* **TASK INSTRUCTIONS**
In the records that follow, locate every line with "JSON" and extract it.

[BEGIN GIVEN INFORMATION]

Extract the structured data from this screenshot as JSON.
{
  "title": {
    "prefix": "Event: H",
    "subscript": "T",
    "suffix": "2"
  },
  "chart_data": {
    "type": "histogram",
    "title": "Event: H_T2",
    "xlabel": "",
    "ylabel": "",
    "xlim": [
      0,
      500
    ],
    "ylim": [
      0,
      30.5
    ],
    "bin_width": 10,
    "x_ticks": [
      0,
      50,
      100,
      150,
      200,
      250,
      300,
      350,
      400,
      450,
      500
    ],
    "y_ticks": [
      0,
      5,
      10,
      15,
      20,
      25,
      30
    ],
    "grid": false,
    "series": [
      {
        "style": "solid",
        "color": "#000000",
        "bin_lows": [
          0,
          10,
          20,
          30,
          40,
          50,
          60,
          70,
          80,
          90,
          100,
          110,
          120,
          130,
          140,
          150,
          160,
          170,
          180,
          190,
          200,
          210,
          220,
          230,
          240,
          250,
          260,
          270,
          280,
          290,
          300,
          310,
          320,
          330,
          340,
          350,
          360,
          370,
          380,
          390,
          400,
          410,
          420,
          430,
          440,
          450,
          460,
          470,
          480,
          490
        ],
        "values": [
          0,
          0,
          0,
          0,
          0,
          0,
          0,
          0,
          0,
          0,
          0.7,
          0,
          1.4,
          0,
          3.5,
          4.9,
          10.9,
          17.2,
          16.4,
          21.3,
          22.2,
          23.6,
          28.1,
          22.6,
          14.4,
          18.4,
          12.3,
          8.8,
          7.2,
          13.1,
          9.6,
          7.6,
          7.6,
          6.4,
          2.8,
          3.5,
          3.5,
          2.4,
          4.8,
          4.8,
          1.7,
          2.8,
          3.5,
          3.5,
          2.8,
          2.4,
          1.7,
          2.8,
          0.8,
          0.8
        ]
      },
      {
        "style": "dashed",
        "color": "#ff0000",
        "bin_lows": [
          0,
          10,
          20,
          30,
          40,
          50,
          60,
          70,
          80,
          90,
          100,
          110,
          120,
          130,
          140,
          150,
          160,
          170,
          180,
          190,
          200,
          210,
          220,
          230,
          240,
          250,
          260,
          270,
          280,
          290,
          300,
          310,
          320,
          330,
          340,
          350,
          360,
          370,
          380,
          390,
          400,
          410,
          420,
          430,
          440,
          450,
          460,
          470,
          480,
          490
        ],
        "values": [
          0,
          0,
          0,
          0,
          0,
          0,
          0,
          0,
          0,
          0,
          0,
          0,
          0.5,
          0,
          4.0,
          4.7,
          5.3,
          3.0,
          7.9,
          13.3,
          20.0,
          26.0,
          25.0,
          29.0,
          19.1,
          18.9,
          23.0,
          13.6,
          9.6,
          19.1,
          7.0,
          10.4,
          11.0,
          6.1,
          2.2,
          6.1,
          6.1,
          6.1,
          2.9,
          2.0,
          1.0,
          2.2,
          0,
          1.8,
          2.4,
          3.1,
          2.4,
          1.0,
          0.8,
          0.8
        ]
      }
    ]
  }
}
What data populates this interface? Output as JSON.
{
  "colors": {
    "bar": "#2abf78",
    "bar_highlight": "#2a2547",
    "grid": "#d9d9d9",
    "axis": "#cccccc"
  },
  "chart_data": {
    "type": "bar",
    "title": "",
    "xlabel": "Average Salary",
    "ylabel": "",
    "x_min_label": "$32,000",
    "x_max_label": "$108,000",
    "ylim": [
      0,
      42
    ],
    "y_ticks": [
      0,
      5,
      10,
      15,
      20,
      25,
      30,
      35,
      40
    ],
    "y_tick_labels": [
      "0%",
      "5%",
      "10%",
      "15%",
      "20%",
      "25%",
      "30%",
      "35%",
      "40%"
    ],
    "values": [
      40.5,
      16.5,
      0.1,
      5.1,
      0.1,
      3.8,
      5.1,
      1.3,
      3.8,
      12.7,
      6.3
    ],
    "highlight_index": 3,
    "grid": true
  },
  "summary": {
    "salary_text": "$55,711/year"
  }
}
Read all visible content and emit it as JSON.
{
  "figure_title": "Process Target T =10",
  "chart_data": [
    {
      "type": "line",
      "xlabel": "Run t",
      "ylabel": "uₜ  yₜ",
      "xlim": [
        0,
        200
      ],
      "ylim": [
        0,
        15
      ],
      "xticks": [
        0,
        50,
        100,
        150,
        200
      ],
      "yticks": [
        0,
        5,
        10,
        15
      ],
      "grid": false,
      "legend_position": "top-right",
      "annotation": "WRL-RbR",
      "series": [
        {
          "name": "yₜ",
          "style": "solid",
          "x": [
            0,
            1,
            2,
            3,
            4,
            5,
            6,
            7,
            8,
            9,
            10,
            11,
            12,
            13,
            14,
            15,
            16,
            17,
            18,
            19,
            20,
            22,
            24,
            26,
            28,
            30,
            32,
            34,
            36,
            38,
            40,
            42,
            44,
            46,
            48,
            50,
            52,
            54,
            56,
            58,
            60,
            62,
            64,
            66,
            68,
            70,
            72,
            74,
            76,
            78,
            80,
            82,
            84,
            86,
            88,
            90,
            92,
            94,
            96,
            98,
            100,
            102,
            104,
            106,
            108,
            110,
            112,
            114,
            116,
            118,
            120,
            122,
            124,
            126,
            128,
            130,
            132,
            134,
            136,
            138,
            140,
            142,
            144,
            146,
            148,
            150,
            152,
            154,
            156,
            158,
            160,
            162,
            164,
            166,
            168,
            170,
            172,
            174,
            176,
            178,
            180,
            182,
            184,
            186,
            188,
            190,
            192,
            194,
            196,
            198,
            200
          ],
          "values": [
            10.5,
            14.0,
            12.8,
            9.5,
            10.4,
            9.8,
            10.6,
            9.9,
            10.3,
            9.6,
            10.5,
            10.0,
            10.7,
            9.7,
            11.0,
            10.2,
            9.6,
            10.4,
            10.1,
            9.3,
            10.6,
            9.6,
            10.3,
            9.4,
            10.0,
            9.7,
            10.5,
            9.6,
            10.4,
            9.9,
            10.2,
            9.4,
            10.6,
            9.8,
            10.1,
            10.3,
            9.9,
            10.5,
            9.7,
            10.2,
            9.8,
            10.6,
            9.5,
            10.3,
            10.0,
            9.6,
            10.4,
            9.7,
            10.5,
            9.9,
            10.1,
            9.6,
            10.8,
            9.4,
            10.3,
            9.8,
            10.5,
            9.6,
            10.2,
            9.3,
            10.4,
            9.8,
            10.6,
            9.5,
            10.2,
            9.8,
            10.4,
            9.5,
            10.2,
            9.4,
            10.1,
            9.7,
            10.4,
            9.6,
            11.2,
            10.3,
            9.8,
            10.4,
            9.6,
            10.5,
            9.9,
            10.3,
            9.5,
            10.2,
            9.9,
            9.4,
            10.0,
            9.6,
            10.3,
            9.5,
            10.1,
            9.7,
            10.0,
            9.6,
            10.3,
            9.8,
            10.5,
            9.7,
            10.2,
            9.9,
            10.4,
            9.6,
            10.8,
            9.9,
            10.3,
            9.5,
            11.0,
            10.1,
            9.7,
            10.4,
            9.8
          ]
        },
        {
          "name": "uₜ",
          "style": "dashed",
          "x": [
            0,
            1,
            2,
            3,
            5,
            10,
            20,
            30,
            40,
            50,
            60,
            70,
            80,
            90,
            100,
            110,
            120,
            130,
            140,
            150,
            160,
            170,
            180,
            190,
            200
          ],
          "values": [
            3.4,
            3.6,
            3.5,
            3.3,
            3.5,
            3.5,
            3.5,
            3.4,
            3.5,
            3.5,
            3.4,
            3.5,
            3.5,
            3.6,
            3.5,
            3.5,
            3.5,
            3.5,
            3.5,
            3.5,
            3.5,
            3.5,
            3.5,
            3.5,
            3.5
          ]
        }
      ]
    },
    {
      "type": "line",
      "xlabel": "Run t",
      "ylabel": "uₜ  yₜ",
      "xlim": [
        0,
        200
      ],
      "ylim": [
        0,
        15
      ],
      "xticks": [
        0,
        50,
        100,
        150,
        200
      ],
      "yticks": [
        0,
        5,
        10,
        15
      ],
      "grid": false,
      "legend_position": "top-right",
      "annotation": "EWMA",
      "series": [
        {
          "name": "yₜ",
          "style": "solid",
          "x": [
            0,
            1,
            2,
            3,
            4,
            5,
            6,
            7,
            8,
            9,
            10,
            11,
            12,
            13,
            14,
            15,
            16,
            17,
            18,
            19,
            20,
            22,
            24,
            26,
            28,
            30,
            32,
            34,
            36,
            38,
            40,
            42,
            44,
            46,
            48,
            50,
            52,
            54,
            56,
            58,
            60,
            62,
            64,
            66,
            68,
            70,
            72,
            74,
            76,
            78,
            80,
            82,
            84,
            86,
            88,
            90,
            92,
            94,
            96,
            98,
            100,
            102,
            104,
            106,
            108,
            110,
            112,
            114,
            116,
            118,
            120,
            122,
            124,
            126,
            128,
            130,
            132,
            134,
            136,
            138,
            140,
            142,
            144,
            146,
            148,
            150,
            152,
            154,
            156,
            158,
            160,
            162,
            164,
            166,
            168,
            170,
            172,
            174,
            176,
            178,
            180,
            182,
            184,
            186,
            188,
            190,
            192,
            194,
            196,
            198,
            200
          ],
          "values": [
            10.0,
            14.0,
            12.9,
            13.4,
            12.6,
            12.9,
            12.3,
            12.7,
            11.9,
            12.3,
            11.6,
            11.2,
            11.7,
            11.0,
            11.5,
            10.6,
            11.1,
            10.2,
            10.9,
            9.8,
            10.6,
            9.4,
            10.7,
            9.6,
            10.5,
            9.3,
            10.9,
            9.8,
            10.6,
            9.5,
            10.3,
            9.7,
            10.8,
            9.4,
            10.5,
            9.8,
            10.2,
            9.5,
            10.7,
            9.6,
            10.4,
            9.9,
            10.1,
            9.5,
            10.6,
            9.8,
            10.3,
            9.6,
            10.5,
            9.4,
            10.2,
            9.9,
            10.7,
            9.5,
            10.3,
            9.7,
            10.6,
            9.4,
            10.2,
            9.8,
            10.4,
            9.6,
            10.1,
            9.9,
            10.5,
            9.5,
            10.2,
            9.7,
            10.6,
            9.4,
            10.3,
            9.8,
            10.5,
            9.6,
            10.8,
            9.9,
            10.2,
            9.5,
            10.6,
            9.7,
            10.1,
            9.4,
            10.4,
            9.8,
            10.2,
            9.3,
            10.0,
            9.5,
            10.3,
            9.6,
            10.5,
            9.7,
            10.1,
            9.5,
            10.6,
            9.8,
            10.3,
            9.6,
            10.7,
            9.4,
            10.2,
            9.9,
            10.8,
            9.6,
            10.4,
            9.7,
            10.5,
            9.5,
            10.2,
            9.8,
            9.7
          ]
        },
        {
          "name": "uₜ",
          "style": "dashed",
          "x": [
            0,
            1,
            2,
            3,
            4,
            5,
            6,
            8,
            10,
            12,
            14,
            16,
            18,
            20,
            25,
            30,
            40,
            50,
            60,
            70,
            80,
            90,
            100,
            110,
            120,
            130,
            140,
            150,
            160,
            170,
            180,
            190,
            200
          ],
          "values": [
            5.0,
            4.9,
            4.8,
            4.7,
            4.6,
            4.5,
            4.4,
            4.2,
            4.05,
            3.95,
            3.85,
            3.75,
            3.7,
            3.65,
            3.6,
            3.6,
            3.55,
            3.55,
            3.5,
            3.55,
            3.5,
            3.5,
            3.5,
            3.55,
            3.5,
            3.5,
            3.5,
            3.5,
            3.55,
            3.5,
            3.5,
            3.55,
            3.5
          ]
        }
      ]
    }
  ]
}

[END GIVEN INFORMATION]

* **ANSWER IN FULL**
Extract the structured data from this screenshot as JSON.
What data populates this interface? Output as JSON.
Read all visible content and emit it as JSON.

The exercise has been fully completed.